§ **GIVEN TASK**
Pictures in the records should not be copied, but every other part must be repeated exactly.
## start STORED DATA
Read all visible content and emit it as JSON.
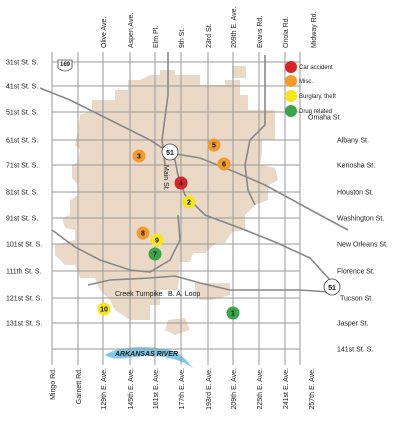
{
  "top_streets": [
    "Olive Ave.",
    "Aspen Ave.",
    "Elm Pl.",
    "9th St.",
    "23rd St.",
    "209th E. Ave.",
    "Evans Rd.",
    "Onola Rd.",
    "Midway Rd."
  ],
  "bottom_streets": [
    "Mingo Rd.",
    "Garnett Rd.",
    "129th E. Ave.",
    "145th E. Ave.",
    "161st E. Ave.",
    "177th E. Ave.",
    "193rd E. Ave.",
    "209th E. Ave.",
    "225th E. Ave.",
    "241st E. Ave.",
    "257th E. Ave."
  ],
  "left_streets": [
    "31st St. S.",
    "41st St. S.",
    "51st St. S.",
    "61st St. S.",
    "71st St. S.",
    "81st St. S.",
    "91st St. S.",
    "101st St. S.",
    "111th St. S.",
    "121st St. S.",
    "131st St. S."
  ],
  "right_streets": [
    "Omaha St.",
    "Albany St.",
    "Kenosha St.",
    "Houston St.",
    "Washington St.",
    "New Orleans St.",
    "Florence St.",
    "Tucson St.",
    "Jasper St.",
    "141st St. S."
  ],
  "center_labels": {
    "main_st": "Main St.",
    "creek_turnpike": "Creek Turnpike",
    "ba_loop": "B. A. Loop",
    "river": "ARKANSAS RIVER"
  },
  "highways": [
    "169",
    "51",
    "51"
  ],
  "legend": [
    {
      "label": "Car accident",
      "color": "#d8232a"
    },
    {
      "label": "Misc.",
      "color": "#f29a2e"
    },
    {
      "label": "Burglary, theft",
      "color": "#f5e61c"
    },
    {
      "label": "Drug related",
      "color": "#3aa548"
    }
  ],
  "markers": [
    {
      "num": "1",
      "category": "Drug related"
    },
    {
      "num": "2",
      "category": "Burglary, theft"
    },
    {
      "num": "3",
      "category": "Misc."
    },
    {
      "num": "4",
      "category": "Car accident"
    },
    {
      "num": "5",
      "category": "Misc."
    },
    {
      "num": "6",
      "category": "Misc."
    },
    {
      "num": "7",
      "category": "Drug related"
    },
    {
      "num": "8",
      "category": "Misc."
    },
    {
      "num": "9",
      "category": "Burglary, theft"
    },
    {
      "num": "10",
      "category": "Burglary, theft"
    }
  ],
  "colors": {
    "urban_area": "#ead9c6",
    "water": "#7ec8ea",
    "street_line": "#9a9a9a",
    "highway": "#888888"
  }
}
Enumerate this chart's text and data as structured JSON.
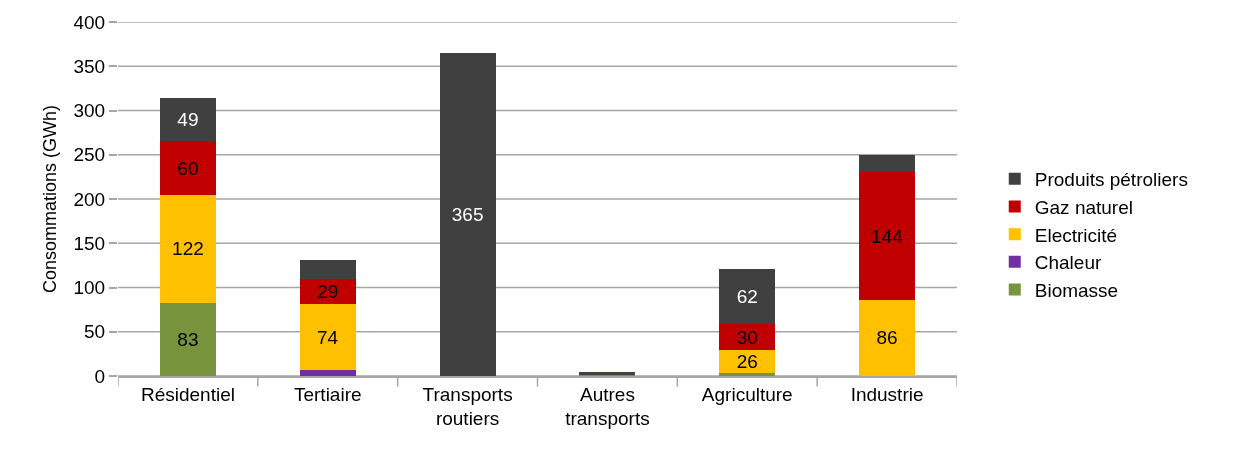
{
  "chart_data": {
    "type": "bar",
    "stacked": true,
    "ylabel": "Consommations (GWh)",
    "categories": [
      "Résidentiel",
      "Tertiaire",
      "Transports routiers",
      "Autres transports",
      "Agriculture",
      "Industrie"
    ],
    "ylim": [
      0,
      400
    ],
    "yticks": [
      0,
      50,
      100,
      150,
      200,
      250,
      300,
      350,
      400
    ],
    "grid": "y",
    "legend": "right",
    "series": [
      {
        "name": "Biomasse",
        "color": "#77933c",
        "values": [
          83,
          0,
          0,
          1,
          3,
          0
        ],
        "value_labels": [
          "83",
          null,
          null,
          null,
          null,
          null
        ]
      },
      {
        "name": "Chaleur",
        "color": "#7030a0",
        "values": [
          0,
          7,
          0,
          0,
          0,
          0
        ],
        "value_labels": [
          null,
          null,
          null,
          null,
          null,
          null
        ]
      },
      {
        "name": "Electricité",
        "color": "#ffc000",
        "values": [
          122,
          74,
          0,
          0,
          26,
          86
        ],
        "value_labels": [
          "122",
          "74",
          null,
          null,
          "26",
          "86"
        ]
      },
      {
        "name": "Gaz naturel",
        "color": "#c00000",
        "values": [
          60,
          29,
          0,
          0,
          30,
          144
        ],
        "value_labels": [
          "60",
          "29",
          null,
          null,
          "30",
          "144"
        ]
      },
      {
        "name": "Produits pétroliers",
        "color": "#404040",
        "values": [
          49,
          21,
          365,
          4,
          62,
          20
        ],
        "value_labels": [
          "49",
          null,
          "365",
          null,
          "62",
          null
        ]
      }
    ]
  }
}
## end STORED DATA
§ **RESPONSE BELOW**
Read all visible content and emit it as JSON.
{
  "top_streets": [
    "Olive Ave.",
    "Aspen Ave.",
    "Elm Pl.",
    "9th St.",
    "23rd St.",
    "209th E. Ave.",
    "Evans Rd.",
    "Onola Rd.",
    "Midway Rd."
  ],
  "bottom_streets": [
    "Mingo Rd.",
    "Garnett Rd.",
    "129th E. Ave.",
    "145th E. Ave.",
    "161st E. Ave.",
    "177th E. Ave.",
    "193rd E. Ave.",
    "209th E. Ave.",
    "225th E. Ave.",
    "241st E. Ave.",
    "257th E. Ave."
  ],
  "left_streets": [
    "31st St. S.",
    "41st St. S.",
    "51st St. S.",
    "61st St. S.",
    "71st St. S.",
    "81st St. S.",
    "91st St. S.",
    "101st St. S.",
    "111th St. S.",
    "121st St. S.",
    "131st St. S."
  ],
  "right_streets": [
    "Omaha St.",
    "Albany St.",
    "Kenosha St.",
    "Houston St.",
    "Washington St.",
    "New Orleans St.",
    "Florence St.",
    "Tucson St.",
    "Jasper St.",
    "141st St. S."
  ],
  "center_labels": {
    "main_st": "Main St.",
    "creek_turnpike": "Creek Turnpike",
    "ba_loop": "B. A. Loop",
    "river": "ARKANSAS RIVER"
  },
  "highways": [
    "169",
    "51",
    "51"
  ],
  "legend": [
    {
      "label": "Car accident",
      "color": "#d8232a"
    },
    {
      "label": "Misc.",
      "color": "#f29a2e"
    },
    {
      "label": "Burglary, theft",
      "color": "#f5e61c"
    },
    {
      "label": "Drug related",
      "color": "#3aa548"
    }
  ],
  "markers": [
    {
      "num": "1",
      "category": "Drug related"
    },
    {
      "num": "2",
      "category": "Burglary, theft"
    },
    {
      "num": "3",
      "category": "Misc."
    },
    {
      "num": "4",
      "category": "Car accident"
    },
    {
      "num": "5",
      "category": "Misc."
    },
    {
      "num": "6",
      "category": "Misc."
    },
    {
      "num": "7",
      "category": "Drug related"
    },
    {
      "num": "8",
      "category": "Misc."
    },
    {
      "num": "9",
      "category": "Burglary, theft"
    },
    {
      "num": "10",
      "category": "Burglary, theft"
    }
  ],
  "colors": {
    "urban_area": "#ead9c6",
    "water": "#7ec8ea",
    "street_line": "#9a9a9a",
    "highway": "#888888"
  }
}
Enumerate this chart's text and data as structured JSON.
{
  "chart_data": {
    "type": "bar",
    "stacked": true,
    "ylabel": "Consommations (GWh)",
    "categories": [
      "Résidentiel",
      "Tertiaire",
      "Transports routiers",
      "Autres transports",
      "Agriculture",
      "Industrie"
    ],
    "ylim": [
      0,
      400
    ],
    "yticks": [
      0,
      50,
      100,
      150,
      200,
      250,
      300,
      350,
      400
    ],
    "grid": "y",
    "legend": "right",
    "series": [
      {
        "name": "Biomasse",
        "color": "#77933c",
        "values": [
          83,
          0,
          0,
          1,
          3,
          0
        ],
        "value_labels": [
          "83",
          null,
          null,
          null,
          null,
          null
        ]
      },
      {
        "name": "Chaleur",
        "color": "#7030a0",
        "values": [
          0,
          7,
          0,
          0,
          0,
          0
        ],
        "value_labels": [
          null,
          null,
          null,
          null,
          null,
          null
        ]
      },
      {
        "name": "Electricité",
        "color": "#ffc000",
        "values": [
          122,
          74,
          0,
          0,
          26,
          86
        ],
        "value_labels": [
          "122",
          "74",
          null,
          null,
          "26",
          "86"
        ]
      },
      {
        "name": "Gaz naturel",
        "color": "#c00000",
        "values": [
          60,
          29,
          0,
          0,
          30,
          144
        ],
        "value_labels": [
          "60",
          "29",
          null,
          null,
          "30",
          "144"
        ]
      },
      {
        "name": "Produits pétroliers",
        "color": "#404040",
        "values": [
          49,
          21,
          365,
          4,
          62,
          20
        ],
        "value_labels": [
          "49",
          null,
          "365",
          null,
          "62",
          null
        ]
      }
    ]
  }
}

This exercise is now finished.